Copy out the lines below word for word, leaving out the pictures.

Rows from a layout dataset:
────────────────
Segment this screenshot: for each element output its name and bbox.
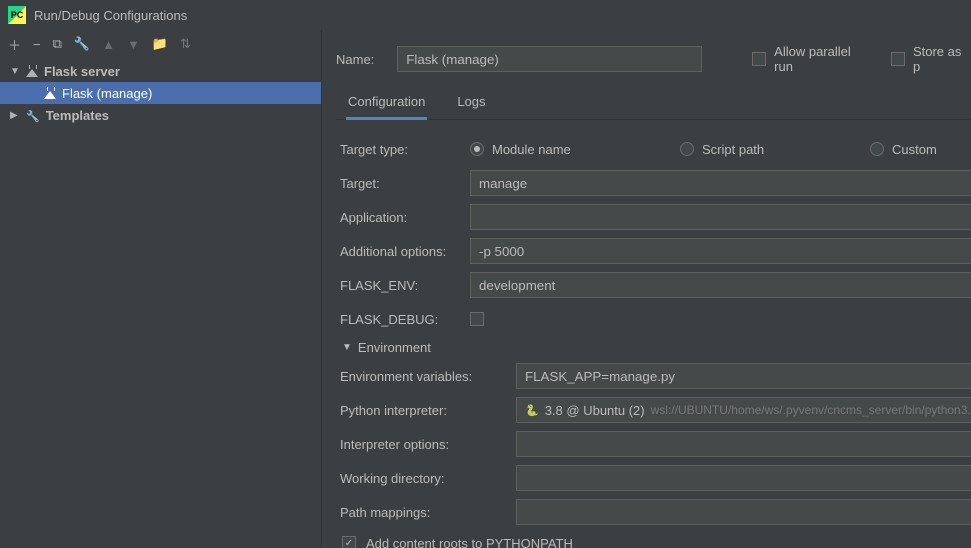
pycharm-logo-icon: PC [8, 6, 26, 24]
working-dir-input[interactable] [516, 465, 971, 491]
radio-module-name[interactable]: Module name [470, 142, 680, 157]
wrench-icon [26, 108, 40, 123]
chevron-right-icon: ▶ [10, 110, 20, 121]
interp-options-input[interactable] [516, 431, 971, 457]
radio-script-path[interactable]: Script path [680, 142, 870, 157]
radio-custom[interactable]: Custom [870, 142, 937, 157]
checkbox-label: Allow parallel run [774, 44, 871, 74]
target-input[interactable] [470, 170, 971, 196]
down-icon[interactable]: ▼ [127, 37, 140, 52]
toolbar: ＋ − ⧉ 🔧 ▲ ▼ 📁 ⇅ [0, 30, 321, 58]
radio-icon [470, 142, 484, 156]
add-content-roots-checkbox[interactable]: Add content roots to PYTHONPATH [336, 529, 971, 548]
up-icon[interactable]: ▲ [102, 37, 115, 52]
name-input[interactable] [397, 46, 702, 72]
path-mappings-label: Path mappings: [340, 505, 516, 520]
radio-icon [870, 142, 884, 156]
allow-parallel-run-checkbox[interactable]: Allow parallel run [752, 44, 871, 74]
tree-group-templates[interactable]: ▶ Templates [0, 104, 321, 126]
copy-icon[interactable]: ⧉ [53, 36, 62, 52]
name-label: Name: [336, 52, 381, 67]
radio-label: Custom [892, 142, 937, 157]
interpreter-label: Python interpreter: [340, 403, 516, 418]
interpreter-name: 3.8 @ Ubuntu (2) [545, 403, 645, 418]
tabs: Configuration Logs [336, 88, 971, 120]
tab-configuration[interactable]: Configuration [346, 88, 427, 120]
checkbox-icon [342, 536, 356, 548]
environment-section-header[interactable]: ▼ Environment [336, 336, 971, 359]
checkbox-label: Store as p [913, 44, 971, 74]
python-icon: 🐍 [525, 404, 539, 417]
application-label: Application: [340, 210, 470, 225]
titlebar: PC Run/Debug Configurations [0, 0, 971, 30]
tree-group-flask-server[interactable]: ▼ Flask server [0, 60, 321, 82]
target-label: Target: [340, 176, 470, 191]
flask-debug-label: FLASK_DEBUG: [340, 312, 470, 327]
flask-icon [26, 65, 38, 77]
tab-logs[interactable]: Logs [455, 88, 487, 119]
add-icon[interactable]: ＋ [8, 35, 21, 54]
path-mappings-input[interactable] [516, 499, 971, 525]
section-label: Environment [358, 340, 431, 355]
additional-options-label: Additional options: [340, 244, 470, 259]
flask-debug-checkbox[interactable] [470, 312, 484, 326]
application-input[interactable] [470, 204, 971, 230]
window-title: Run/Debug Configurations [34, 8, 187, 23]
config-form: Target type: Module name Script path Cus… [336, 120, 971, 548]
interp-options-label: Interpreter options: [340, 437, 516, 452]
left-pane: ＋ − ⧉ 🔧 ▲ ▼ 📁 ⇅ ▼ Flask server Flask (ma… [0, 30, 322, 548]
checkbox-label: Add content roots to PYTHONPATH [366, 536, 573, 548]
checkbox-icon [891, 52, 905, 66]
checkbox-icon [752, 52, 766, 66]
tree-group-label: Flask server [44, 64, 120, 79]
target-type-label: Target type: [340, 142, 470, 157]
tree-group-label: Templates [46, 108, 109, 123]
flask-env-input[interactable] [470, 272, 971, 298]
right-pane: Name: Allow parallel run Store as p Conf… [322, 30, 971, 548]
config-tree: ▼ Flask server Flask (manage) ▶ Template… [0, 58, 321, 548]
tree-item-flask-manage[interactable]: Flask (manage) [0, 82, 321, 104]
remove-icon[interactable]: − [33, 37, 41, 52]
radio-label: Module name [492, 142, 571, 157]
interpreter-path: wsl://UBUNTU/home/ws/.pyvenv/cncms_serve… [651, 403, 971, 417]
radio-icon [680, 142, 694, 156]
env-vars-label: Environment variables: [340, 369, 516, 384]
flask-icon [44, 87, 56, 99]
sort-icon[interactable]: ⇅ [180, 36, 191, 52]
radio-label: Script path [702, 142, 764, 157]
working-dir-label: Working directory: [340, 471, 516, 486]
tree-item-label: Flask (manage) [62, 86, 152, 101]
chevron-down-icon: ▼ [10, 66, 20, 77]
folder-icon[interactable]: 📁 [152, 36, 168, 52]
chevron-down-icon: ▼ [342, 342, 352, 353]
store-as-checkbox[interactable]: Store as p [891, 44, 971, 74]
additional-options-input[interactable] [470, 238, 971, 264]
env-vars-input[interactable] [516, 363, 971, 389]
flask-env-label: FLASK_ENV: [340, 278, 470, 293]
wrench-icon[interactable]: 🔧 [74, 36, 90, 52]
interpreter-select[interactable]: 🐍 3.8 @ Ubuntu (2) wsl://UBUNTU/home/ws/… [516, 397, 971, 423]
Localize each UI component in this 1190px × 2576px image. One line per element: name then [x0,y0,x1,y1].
────────────────
■ **Answer to the exercise**:
Segment this screenshot: for each element output its name and bbox.
pycharm-logo-icon: PC [8, 6, 26, 24]
working-dir-input[interactable] [516, 465, 971, 491]
radio-module-name[interactable]: Module name [470, 142, 680, 157]
wrench-icon [26, 108, 40, 123]
chevron-right-icon: ▶ [10, 110, 20, 121]
interp-options-input[interactable] [516, 431, 971, 457]
radio-script-path[interactable]: Script path [680, 142, 870, 157]
radio-custom[interactable]: Custom [870, 142, 937, 157]
checkbox-label: Allow parallel run [774, 44, 871, 74]
target-input[interactable] [470, 170, 971, 196]
down-icon[interactable]: ▼ [127, 37, 140, 52]
toolbar: ＋ − ⧉ 🔧 ▲ ▼ 📁 ⇅ [0, 30, 321, 58]
radio-icon [470, 142, 484, 156]
add-content-roots-checkbox[interactable]: Add content roots to PYTHONPATH [336, 529, 971, 548]
up-icon[interactable]: ▲ [102, 37, 115, 52]
name-input[interactable] [397, 46, 702, 72]
path-mappings-label: Path mappings: [340, 505, 516, 520]
radio-icon [870, 142, 884, 156]
allow-parallel-run-checkbox[interactable]: Allow parallel run [752, 44, 871, 74]
tree-group-templates[interactable]: ▶ Templates [0, 104, 321, 126]
copy-icon[interactable]: ⧉ [53, 36, 62, 52]
name-label: Name: [336, 52, 381, 67]
radio-label: Custom [892, 142, 937, 157]
interpreter-label: Python interpreter: [340, 403, 516, 418]
interpreter-name: 3.8 @ Ubuntu (2) [545, 403, 645, 418]
tabs: Configuration Logs [336, 88, 971, 120]
tab-configuration[interactable]: Configuration [346, 88, 427, 120]
checkbox-icon [342, 536, 356, 548]
environment-section-header[interactable]: ▼ Environment [336, 336, 971, 359]
checkbox-label: Store as p [913, 44, 971, 74]
python-icon: 🐍 [525, 404, 539, 417]
application-label: Application: [340, 210, 470, 225]
titlebar: PC Run/Debug Configurations [0, 0, 971, 30]
tree-group-flask-server[interactable]: ▼ Flask server [0, 60, 321, 82]
target-label: Target: [340, 176, 470, 191]
flask-debug-label: FLASK_DEBUG: [340, 312, 470, 327]
flask-icon [26, 65, 38, 77]
tab-logs[interactable]: Logs [455, 88, 487, 119]
add-icon[interactable]: ＋ [8, 35, 21, 54]
path-mappings-input[interactable] [516, 499, 971, 525]
section-label: Environment [358, 340, 431, 355]
additional-options-label: Additional options: [340, 244, 470, 259]
flask-debug-checkbox[interactable] [470, 312, 484, 326]
application-input[interactable] [470, 204, 971, 230]
window-title: Run/Debug Configurations [34, 8, 187, 23]
config-form: Target type: Module name Script path Cus… [336, 120, 971, 548]
interp-options-label: Interpreter options: [340, 437, 516, 452]
left-pane: ＋ − ⧉ 🔧 ▲ ▼ 📁 ⇅ ▼ Flask server Flask (ma… [0, 30, 322, 548]
checkbox-label: Add content roots to PYTHONPATH [366, 536, 573, 548]
checkbox-icon [891, 52, 905, 66]
checkbox-icon [752, 52, 766, 66]
tree-group-label: Flask server [44, 64, 120, 79]
target-type-label: Target type: [340, 142, 470, 157]
tree-group-label: Templates [46, 108, 109, 123]
flask-env-input[interactable] [470, 272, 971, 298]
right-pane: Name: Allow parallel run Store as p Conf… [322, 30, 971, 548]
config-tree: ▼ Flask server Flask (manage) ▶ Template… [0, 58, 321, 548]
tree-item-flask-manage[interactable]: Flask (manage) [0, 82, 321, 104]
remove-icon[interactable]: − [33, 37, 41, 52]
radio-label: Module name [492, 142, 571, 157]
interpreter-path: wsl://UBUNTU/home/ws/.pyvenv/cncms_serve… [651, 403, 971, 417]
radio-icon [680, 142, 694, 156]
env-vars-label: Environment variables: [340, 369, 516, 384]
flask-icon [44, 87, 56, 99]
sort-icon[interactable]: ⇅ [180, 36, 191, 52]
radio-label: Script path [702, 142, 764, 157]
working-dir-label: Working directory: [340, 471, 516, 486]
tree-item-label: Flask (manage) [62, 86, 152, 101]
chevron-down-icon: ▼ [10, 66, 20, 77]
folder-icon[interactable]: 📁 [152, 36, 168, 52]
chevron-down-icon: ▼ [342, 342, 352, 353]
store-as-checkbox[interactable]: Store as p [891, 44, 971, 74]
additional-options-input[interactable] [470, 238, 971, 264]
env-vars-input[interactable] [516, 363, 971, 389]
flask-env-label: FLASK_ENV: [340, 278, 470, 293]
wrench-icon[interactable]: 🔧 [74, 36, 90, 52]
interpreter-select[interactable]: 🐍 3.8 @ Ubuntu (2) wsl://UBUNTU/home/ws/… [516, 397, 971, 423]
Localize each UI component in this 1190px × 2576px image. One line per element: name then [x0,y0,x1,y1].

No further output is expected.